▸ Data provided:

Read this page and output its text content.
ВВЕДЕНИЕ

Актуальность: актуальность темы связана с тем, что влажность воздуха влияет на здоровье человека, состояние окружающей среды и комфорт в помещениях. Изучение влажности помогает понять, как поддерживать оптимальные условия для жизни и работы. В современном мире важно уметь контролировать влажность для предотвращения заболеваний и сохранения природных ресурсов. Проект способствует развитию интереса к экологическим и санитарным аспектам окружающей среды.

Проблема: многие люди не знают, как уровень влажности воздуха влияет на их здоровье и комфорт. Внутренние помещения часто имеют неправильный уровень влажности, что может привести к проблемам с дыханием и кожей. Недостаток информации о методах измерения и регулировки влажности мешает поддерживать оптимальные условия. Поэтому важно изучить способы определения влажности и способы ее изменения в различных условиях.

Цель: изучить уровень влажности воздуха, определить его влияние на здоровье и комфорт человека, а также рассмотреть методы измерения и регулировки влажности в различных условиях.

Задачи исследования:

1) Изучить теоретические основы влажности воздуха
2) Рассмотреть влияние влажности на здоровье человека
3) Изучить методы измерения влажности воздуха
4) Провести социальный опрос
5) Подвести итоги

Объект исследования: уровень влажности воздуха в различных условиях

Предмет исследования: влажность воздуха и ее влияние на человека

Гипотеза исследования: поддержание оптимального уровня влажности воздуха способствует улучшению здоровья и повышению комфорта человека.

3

▸ Exercise prompt: Repeat the material above exactly.

▸ The response:
Read this page and output its text content.
ВВЕДЕНИЕ

Актуальность: актуальность темы связана с тем, что влажность воздуха влияет на здоровье человека, состояние окружающей среды и комфорт в помещениях. Изучение влажности помогает понять, как поддерживать оптимальные условия для жизни и работы. В современном мире важно уметь контролировать влажность для предотвращения заболеваний и сохранения природных ресурсов. Проект способствует развитию интереса к экологическим и санитарным аспектам окружающей среды.

Проблема: многие люди не знают, как уровень влажности воздуха влияет на их здоровье и комфорт. Внутренние помещения часто имеют неправильный уровень влажности, что может привести к проблемам с дыханием и кожей. Недостаток информации о методах измерения и регулировки влажности мешает поддерживать оптимальные условия. Поэтому важно изучить способы определения влажности и способы ее изменения в различных условиях.

Цель: изучить уровень влажности воздуха, определить его влияние на здоровье и комфорт человека, а также рассмотреть методы измерения и регулировки влажности в различных условиях.

Задачи исследования:

1) Изучить теоретические основы влажности воздуха
2) Рассмотреть влияние влажности на здоровье человека
3) Изучить методы измерения влажности воздуха
4) Провести социальный опрос
5) Подвести итоги

Объект исследования: уровень влажности воздуха в различных условиях

Предмет исследования: влажность воздуха и ее влияние на человека

Гипотеза исследования: поддержание оптимального уровня влажности воздуха способствует улучшению здоровья и повышению комфорта человека.

3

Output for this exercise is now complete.